### What the task requires
Below is a listing to write out in full, exactly as given, without its pictures.
· · · ·
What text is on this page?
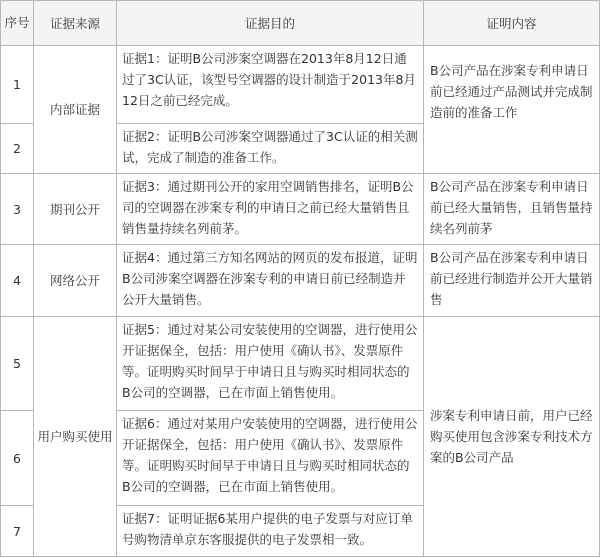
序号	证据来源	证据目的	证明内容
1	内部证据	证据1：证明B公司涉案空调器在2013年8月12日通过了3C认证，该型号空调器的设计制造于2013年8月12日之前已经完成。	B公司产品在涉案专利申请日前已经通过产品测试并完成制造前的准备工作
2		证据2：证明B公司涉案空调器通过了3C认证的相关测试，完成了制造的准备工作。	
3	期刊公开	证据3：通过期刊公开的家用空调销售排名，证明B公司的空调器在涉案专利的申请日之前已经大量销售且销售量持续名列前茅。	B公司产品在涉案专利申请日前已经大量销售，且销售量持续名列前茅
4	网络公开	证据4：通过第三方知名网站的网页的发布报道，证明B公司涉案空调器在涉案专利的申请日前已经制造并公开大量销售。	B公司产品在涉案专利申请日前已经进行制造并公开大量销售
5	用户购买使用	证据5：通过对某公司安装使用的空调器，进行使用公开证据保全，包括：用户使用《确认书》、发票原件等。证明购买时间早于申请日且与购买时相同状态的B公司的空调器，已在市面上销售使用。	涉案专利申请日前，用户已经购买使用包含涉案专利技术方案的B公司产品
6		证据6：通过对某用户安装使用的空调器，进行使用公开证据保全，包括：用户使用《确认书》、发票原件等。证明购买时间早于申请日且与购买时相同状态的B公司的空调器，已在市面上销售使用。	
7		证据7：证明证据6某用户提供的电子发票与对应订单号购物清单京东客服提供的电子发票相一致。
· · · ·
### Worked answer
What text is on this page?
序号	证据来源	证据目的	证明内容
1	内部证据	证据1：证明B公司涉案空调器在2013年8月12日通过了3C认证，该型号空调器的设计制造于2013年8月12日之前已经完成。	B公司产品在涉案专利申请日前已经通过产品测试并完成制造前的准备工作
2		证据2：证明B公司涉案空调器通过了3C认证的相关测试，完成了制造的准备工作。	
3	期刊公开	证据3：通过期刊公开的家用空调销售排名，证明B公司的空调器在涉案专利的申请日之前已经大量销售且销售量持续名列前茅。	B公司产品在涉案专利申请日前已经大量销售，且销售量持续名列前茅
4	网络公开	证据4：通过第三方知名网站的网页的发布报道，证明B公司涉案空调器在涉案专利的申请日前已经制造并公开大量销售。	B公司产品在涉案专利申请日前已经进行制造并公开大量销售
5	用户购买使用	证据5：通过对某公司安装使用的空调器，进行使用公开证据保全，包括：用户使用《确认书》、发票原件等。证明购买时间早于申请日且与购买时相同状态的B公司的空调器，已在市面上销售使用。	涉案专利申请日前，用户已经购买使用包含涉案专利技术方案的B公司产品
6		证据6：通过对某用户安装使用的空调器，进行使用公开证据保全，包括：用户使用《确认书》、发票原件等。证明购买时间早于申请日且与购买时相同状态的B公司的空调器，已在市面上销售使用。	
7		证据7：证明证据6某用户提供的电子发票与对应订单号购物清单京东客服提供的电子发票相一致。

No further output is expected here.